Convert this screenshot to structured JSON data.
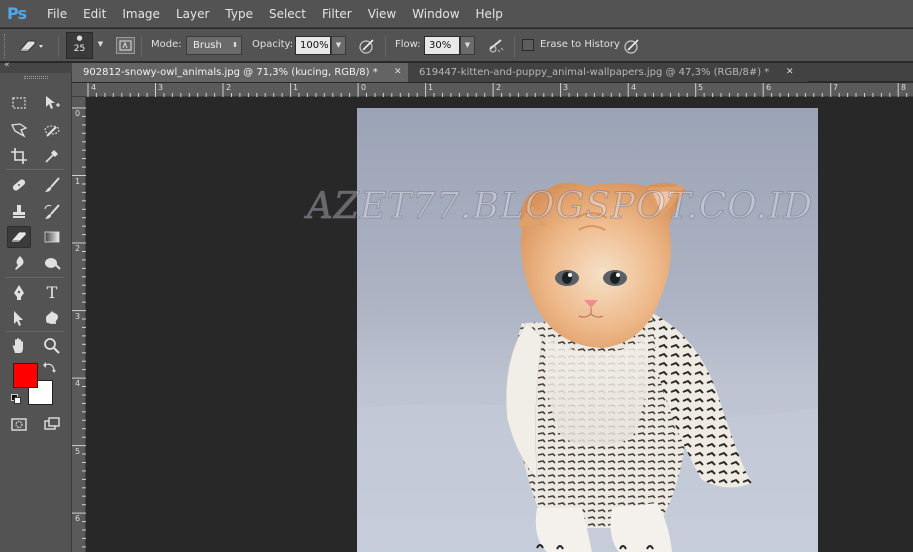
{
  "app": {
    "logo": "Ps"
  },
  "menu": [
    "File",
    "Edit",
    "Image",
    "Layer",
    "Type",
    "Select",
    "Filter",
    "View",
    "Window",
    "Help"
  ],
  "options": {
    "tool_icon": "eraser-icon",
    "brush_size": "25",
    "mode_label": "Mode:",
    "mode_value": "Brush",
    "opacity_label": "Opacity:",
    "opacity_value": "100%",
    "flow_label": "Flow:",
    "flow_value": "30%",
    "erase_history_label": "Erase to History",
    "erase_history_checked": false
  },
  "tabs": [
    {
      "title": "902812-snowy-owl_animals.jpg @ 71,3% (kucing, RGB/8) *",
      "active": true
    },
    {
      "title": "619447-kitten-and-puppy_animal-wallpapers.jpg @ 47,3% (RGB/8#) *",
      "active": false
    }
  ],
  "ruler": {
    "horizontal": [
      "4",
      "3",
      "2",
      "1",
      "0",
      "1",
      "2",
      "3",
      "4",
      "5",
      "6",
      "7",
      "8"
    ],
    "vertical": [
      "0",
      "1",
      "2",
      "3",
      "4",
      "5",
      "6"
    ]
  },
  "colors": {
    "foreground": "#ff0000",
    "background": "#ffffff",
    "accent": "#4fa8e8"
  },
  "canvas": {
    "watermark": "AZET77.BLOGSPOT.CO.ID"
  }
}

### Description of the task
Write every entry out again exactly, dropping the pictures.

### Solution to this task
Convert this screenshot to structured JSON data.
{
  "app": {
    "logo": "Ps"
  },
  "menu": [
    "File",
    "Edit",
    "Image",
    "Layer",
    "Type",
    "Select",
    "Filter",
    "View",
    "Window",
    "Help"
  ],
  "options": {
    "tool_icon": "eraser-icon",
    "brush_size": "25",
    "mode_label": "Mode:",
    "mode_value": "Brush",
    "opacity_label": "Opacity:",
    "opacity_value": "100%",
    "flow_label": "Flow:",
    "flow_value": "30%",
    "erase_history_label": "Erase to History",
    "erase_history_checked": false
  },
  "tabs": [
    {
      "title": "902812-snowy-owl_animals.jpg @ 71,3% (kucing, RGB/8) *",
      "active": true
    },
    {
      "title": "619447-kitten-and-puppy_animal-wallpapers.jpg @ 47,3% (RGB/8#) *",
      "active": false
    }
  ],
  "ruler": {
    "horizontal": [
      "4",
      "3",
      "2",
      "1",
      "0",
      "1",
      "2",
      "3",
      "4",
      "5",
      "6",
      "7",
      "8"
    ],
    "vertical": [
      "0",
      "1",
      "2",
      "3",
      "4",
      "5",
      "6"
    ]
  },
  "colors": {
    "foreground": "#ff0000",
    "background": "#ffffff",
    "accent": "#4fa8e8"
  },
  "canvas": {
    "watermark": "AZET77.BLOGSPOT.CO.ID"
  }
}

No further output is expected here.